**Brief**
Copy out all the lines exactly. Omit pictures.

(Chart and figure data)
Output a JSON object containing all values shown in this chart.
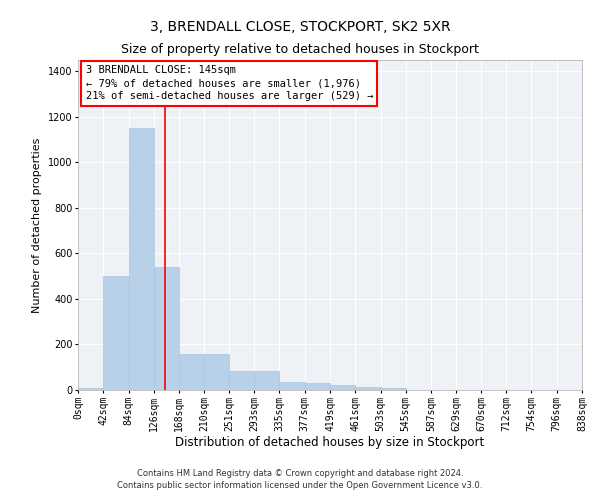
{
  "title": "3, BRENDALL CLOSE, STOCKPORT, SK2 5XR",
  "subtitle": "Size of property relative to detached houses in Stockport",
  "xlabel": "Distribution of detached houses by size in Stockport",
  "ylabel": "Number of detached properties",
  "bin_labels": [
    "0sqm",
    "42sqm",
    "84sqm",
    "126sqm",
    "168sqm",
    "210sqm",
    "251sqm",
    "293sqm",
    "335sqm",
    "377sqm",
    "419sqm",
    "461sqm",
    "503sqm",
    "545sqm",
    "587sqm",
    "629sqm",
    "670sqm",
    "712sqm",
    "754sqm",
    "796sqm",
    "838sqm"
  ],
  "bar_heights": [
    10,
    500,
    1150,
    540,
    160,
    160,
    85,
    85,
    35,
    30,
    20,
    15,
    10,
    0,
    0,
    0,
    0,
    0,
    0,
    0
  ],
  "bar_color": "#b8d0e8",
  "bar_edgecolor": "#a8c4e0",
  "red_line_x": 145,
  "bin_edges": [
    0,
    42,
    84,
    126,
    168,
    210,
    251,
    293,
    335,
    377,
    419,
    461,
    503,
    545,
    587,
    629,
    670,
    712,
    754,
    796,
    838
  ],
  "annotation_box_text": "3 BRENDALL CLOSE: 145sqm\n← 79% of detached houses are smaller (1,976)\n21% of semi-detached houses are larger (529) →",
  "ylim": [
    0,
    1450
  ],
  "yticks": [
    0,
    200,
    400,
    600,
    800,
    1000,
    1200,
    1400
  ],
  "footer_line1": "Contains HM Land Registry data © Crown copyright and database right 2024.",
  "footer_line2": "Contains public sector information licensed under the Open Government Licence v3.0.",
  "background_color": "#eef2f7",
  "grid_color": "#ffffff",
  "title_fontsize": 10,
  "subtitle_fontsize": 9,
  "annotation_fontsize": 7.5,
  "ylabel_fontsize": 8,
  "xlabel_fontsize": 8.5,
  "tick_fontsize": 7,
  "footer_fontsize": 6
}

**Solution to this problem**
Output a JSON object containing all values shown in this chart.
{
  "title": "3, BRENDALL CLOSE, STOCKPORT, SK2 5XR",
  "subtitle": "Size of property relative to detached houses in Stockport",
  "xlabel": "Distribution of detached houses by size in Stockport",
  "ylabel": "Number of detached properties",
  "bin_labels": [
    "0sqm",
    "42sqm",
    "84sqm",
    "126sqm",
    "168sqm",
    "210sqm",
    "251sqm",
    "293sqm",
    "335sqm",
    "377sqm",
    "419sqm",
    "461sqm",
    "503sqm",
    "545sqm",
    "587sqm",
    "629sqm",
    "670sqm",
    "712sqm",
    "754sqm",
    "796sqm",
    "838sqm"
  ],
  "bar_heights": [
    10,
    500,
    1150,
    540,
    160,
    160,
    85,
    85,
    35,
    30,
    20,
    15,
    10,
    0,
    0,
    0,
    0,
    0,
    0,
    0
  ],
  "bar_color": "#b8d0e8",
  "bar_edgecolor": "#a8c4e0",
  "red_line_x": 145,
  "bin_edges": [
    0,
    42,
    84,
    126,
    168,
    210,
    251,
    293,
    335,
    377,
    419,
    461,
    503,
    545,
    587,
    629,
    670,
    712,
    754,
    796,
    838
  ],
  "annotation_box_text": "3 BRENDALL CLOSE: 145sqm\n← 79% of detached houses are smaller (1,976)\n21% of semi-detached houses are larger (529) →",
  "ylim": [
    0,
    1450
  ],
  "yticks": [
    0,
    200,
    400,
    600,
    800,
    1000,
    1200,
    1400
  ],
  "footer_line1": "Contains HM Land Registry data © Crown copyright and database right 2024.",
  "footer_line2": "Contains public sector information licensed under the Open Government Licence v3.0.",
  "background_color": "#eef2f7",
  "grid_color": "#ffffff",
  "title_fontsize": 10,
  "subtitle_fontsize": 9,
  "annotation_fontsize": 7.5,
  "ylabel_fontsize": 8,
  "xlabel_fontsize": 8.5,
  "tick_fontsize": 7,
  "footer_fontsize": 6
}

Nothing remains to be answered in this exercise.